-- Begin Available records --
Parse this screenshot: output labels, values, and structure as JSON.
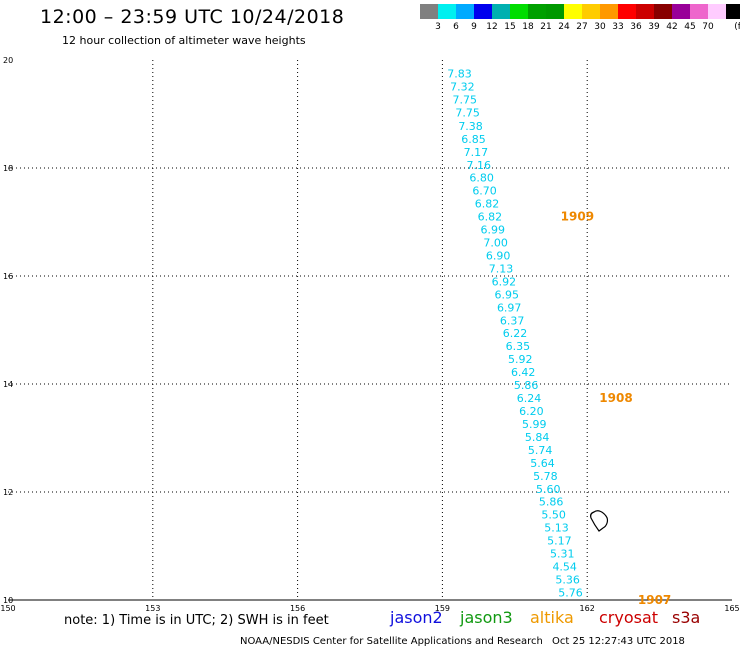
{
  "title": "12:00 – 23:59 UTC 10/24/2018",
  "subtitle": "12 hour collection of altimeter wave heights",
  "colorbar": {
    "labels": [
      "3",
      "6",
      "9",
      "12",
      "15",
      "18",
      "21",
      "24",
      "27",
      "30",
      "33",
      "36",
      "39",
      "42",
      "45",
      "70"
    ],
    "unit": "(ft)",
    "colors": [
      "#808080",
      "#00f0f0",
      "#00aaff",
      "#0000ee",
      "#00b0b0",
      "#00dd00",
      "#00a000",
      "#009900",
      "#ffff00",
      "#ffcc00",
      "#ff9900",
      "#ff0000",
      "#cc0000",
      "#880000",
      "#990099",
      "#ee66cc",
      "#ffccff",
      "#000000"
    ]
  },
  "map_data": {
    "lon_range": [
      150,
      165
    ],
    "lat_range": [
      10,
      20
    ],
    "lon_ticks": [
      "150",
      "153",
      "156",
      "159",
      "162",
      "165"
    ],
    "lat_ticks": [
      "10",
      "12",
      "14",
      "16",
      "18",
      "20"
    ],
    "swh_color": "#00ccee",
    "swh_points": [
      {
        "lon": 159.1,
        "lat": 19.75,
        "v": "7.83"
      },
      {
        "lon": 159.16,
        "lat": 19.51,
        "v": "7.32"
      },
      {
        "lon": 159.21,
        "lat": 19.27,
        "v": "7.75"
      },
      {
        "lon": 159.27,
        "lat": 19.03,
        "v": "7.75"
      },
      {
        "lon": 159.33,
        "lat": 18.78,
        "v": "7.38"
      },
      {
        "lon": 159.39,
        "lat": 18.54,
        "v": "6.85"
      },
      {
        "lon": 159.44,
        "lat": 18.3,
        "v": "7.17"
      },
      {
        "lon": 159.5,
        "lat": 18.06,
        "v": "7.16"
      },
      {
        "lon": 159.56,
        "lat": 17.82,
        "v": "6.80"
      },
      {
        "lon": 159.62,
        "lat": 17.58,
        "v": "6.70"
      },
      {
        "lon": 159.67,
        "lat": 17.34,
        "v": "6.82"
      },
      {
        "lon": 159.73,
        "lat": 17.1,
        "v": "6.82"
      },
      {
        "lon": 159.79,
        "lat": 16.86,
        "v": "6.99"
      },
      {
        "lon": 159.85,
        "lat": 16.62,
        "v": "7.00"
      },
      {
        "lon": 159.9,
        "lat": 16.38,
        "v": "6.90"
      },
      {
        "lon": 159.96,
        "lat": 16.14,
        "v": "7.13"
      },
      {
        "lon": 160.02,
        "lat": 15.9,
        "v": "6.92"
      },
      {
        "lon": 160.08,
        "lat": 15.66,
        "v": "6.95"
      },
      {
        "lon": 160.13,
        "lat": 15.42,
        "v": "6.97"
      },
      {
        "lon": 160.19,
        "lat": 15.18,
        "v": "6.37"
      },
      {
        "lon": 160.25,
        "lat": 14.94,
        "v": "6.22"
      },
      {
        "lon": 160.31,
        "lat": 14.7,
        "v": "6.35"
      },
      {
        "lon": 160.36,
        "lat": 14.46,
        "v": "5.92"
      },
      {
        "lon": 160.42,
        "lat": 14.22,
        "v": "6.42"
      },
      {
        "lon": 160.48,
        "lat": 13.98,
        "v": "5.86"
      },
      {
        "lon": 160.54,
        "lat": 13.74,
        "v": "6.24"
      },
      {
        "lon": 160.59,
        "lat": 13.5,
        "v": "6.20"
      },
      {
        "lon": 160.65,
        "lat": 13.26,
        "v": "5.99"
      },
      {
        "lon": 160.71,
        "lat": 13.02,
        "v": "5.84"
      },
      {
        "lon": 160.77,
        "lat": 12.78,
        "v": "5.74"
      },
      {
        "lon": 160.82,
        "lat": 12.54,
        "v": "5.64"
      },
      {
        "lon": 160.88,
        "lat": 12.3,
        "v": "5.78"
      },
      {
        "lon": 160.94,
        "lat": 12.06,
        "v": "5.60"
      },
      {
        "lon": 161.0,
        "lat": 11.82,
        "v": "5.86"
      },
      {
        "lon": 161.05,
        "lat": 11.58,
        "v": "5.50"
      },
      {
        "lon": 161.11,
        "lat": 11.34,
        "v": "5.13"
      },
      {
        "lon": 161.17,
        "lat": 11.1,
        "v": "5.17"
      },
      {
        "lon": 161.23,
        "lat": 10.86,
        "v": "5.31"
      },
      {
        "lon": 161.28,
        "lat": 10.62,
        "v": "4.54"
      },
      {
        "lon": 161.34,
        "lat": 10.38,
        "v": "5.36"
      },
      {
        "lon": 161.4,
        "lat": 10.14,
        "v": "5.76"
      }
    ],
    "time_color": "#ee8800",
    "time_labels": [
      {
        "lon": 161.45,
        "lat": 17.1,
        "v": "1909"
      },
      {
        "lon": 162.25,
        "lat": 13.74,
        "v": "1908"
      },
      {
        "lon": 163.05,
        "lat": 10.0,
        "v": "1907"
      }
    ],
    "island_outline": "coastline"
  },
  "note": "note:  1) Time is in UTC;  2) SWH is in feet",
  "legend": [
    {
      "name": "jason2",
      "color": "#1010dd"
    },
    {
      "name": "jason3",
      "color": "#119911"
    },
    {
      "name": "altika",
      "color": "#ee9900"
    },
    {
      "name": "cryosat",
      "color": "#cc0000"
    },
    {
      "name": "s3a",
      "color": "#990000"
    }
  ],
  "credit": "NOAA/NESDIS Center for Satellite Applications and Research",
  "timestamp": "Oct 25 12:27:43 UTC 2018"
}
-- End Available records --
• Task directions:
Strip out the pictures and quote the remaining data word for word.

• Worked answer:
Parse this screenshot: output labels, values, and structure as JSON.
{
  "title": "12:00 – 23:59 UTC 10/24/2018",
  "subtitle": "12 hour collection of altimeter wave heights",
  "colorbar": {
    "labels": [
      "3",
      "6",
      "9",
      "12",
      "15",
      "18",
      "21",
      "24",
      "27",
      "30",
      "33",
      "36",
      "39",
      "42",
      "45",
      "70"
    ],
    "unit": "(ft)",
    "colors": [
      "#808080",
      "#00f0f0",
      "#00aaff",
      "#0000ee",
      "#00b0b0",
      "#00dd00",
      "#00a000",
      "#009900",
      "#ffff00",
      "#ffcc00",
      "#ff9900",
      "#ff0000",
      "#cc0000",
      "#880000",
      "#990099",
      "#ee66cc",
      "#ffccff",
      "#000000"
    ]
  },
  "map_data": {
    "lon_range": [
      150,
      165
    ],
    "lat_range": [
      10,
      20
    ],
    "lon_ticks": [
      "150",
      "153",
      "156",
      "159",
      "162",
      "165"
    ],
    "lat_ticks": [
      "10",
      "12",
      "14",
      "16",
      "18",
      "20"
    ],
    "swh_color": "#00ccee",
    "swh_points": [
      {
        "lon": 159.1,
        "lat": 19.75,
        "v": "7.83"
      },
      {
        "lon": 159.16,
        "lat": 19.51,
        "v": "7.32"
      },
      {
        "lon": 159.21,
        "lat": 19.27,
        "v": "7.75"
      },
      {
        "lon": 159.27,
        "lat": 19.03,
        "v": "7.75"
      },
      {
        "lon": 159.33,
        "lat": 18.78,
        "v": "7.38"
      },
      {
        "lon": 159.39,
        "lat": 18.54,
        "v": "6.85"
      },
      {
        "lon": 159.44,
        "lat": 18.3,
        "v": "7.17"
      },
      {
        "lon": 159.5,
        "lat": 18.06,
        "v": "7.16"
      },
      {
        "lon": 159.56,
        "lat": 17.82,
        "v": "6.80"
      },
      {
        "lon": 159.62,
        "lat": 17.58,
        "v": "6.70"
      },
      {
        "lon": 159.67,
        "lat": 17.34,
        "v": "6.82"
      },
      {
        "lon": 159.73,
        "lat": 17.1,
        "v": "6.82"
      },
      {
        "lon": 159.79,
        "lat": 16.86,
        "v": "6.99"
      },
      {
        "lon": 159.85,
        "lat": 16.62,
        "v": "7.00"
      },
      {
        "lon": 159.9,
        "lat": 16.38,
        "v": "6.90"
      },
      {
        "lon": 159.96,
        "lat": 16.14,
        "v": "7.13"
      },
      {
        "lon": 160.02,
        "lat": 15.9,
        "v": "6.92"
      },
      {
        "lon": 160.08,
        "lat": 15.66,
        "v": "6.95"
      },
      {
        "lon": 160.13,
        "lat": 15.42,
        "v": "6.97"
      },
      {
        "lon": 160.19,
        "lat": 15.18,
        "v": "6.37"
      },
      {
        "lon": 160.25,
        "lat": 14.94,
        "v": "6.22"
      },
      {
        "lon": 160.31,
        "lat": 14.7,
        "v": "6.35"
      },
      {
        "lon": 160.36,
        "lat": 14.46,
        "v": "5.92"
      },
      {
        "lon": 160.42,
        "lat": 14.22,
        "v": "6.42"
      },
      {
        "lon": 160.48,
        "lat": 13.98,
        "v": "5.86"
      },
      {
        "lon": 160.54,
        "lat": 13.74,
        "v": "6.24"
      },
      {
        "lon": 160.59,
        "lat": 13.5,
        "v": "6.20"
      },
      {
        "lon": 160.65,
        "lat": 13.26,
        "v": "5.99"
      },
      {
        "lon": 160.71,
        "lat": 13.02,
        "v": "5.84"
      },
      {
        "lon": 160.77,
        "lat": 12.78,
        "v": "5.74"
      },
      {
        "lon": 160.82,
        "lat": 12.54,
        "v": "5.64"
      },
      {
        "lon": 160.88,
        "lat": 12.3,
        "v": "5.78"
      },
      {
        "lon": 160.94,
        "lat": 12.06,
        "v": "5.60"
      },
      {
        "lon": 161.0,
        "lat": 11.82,
        "v": "5.86"
      },
      {
        "lon": 161.05,
        "lat": 11.58,
        "v": "5.50"
      },
      {
        "lon": 161.11,
        "lat": 11.34,
        "v": "5.13"
      },
      {
        "lon": 161.17,
        "lat": 11.1,
        "v": "5.17"
      },
      {
        "lon": 161.23,
        "lat": 10.86,
        "v": "5.31"
      },
      {
        "lon": 161.28,
        "lat": 10.62,
        "v": "4.54"
      },
      {
        "lon": 161.34,
        "lat": 10.38,
        "v": "5.36"
      },
      {
        "lon": 161.4,
        "lat": 10.14,
        "v": "5.76"
      }
    ],
    "time_color": "#ee8800",
    "time_labels": [
      {
        "lon": 161.45,
        "lat": 17.1,
        "v": "1909"
      },
      {
        "lon": 162.25,
        "lat": 13.74,
        "v": "1908"
      },
      {
        "lon": 163.05,
        "lat": 10.0,
        "v": "1907"
      }
    ],
    "island_outline": "coastline"
  },
  "note": "note:  1) Time is in UTC;  2) SWH is in feet",
  "legend": [
    {
      "name": "jason2",
      "color": "#1010dd"
    },
    {
      "name": "jason3",
      "color": "#119911"
    },
    {
      "name": "altika",
      "color": "#ee9900"
    },
    {
      "name": "cryosat",
      "color": "#cc0000"
    },
    {
      "name": "s3a",
      "color": "#990000"
    }
  ],
  "credit": "NOAA/NESDIS Center for Satellite Applications and Research",
  "timestamp": "Oct 25 12:27:43 UTC 2018"
}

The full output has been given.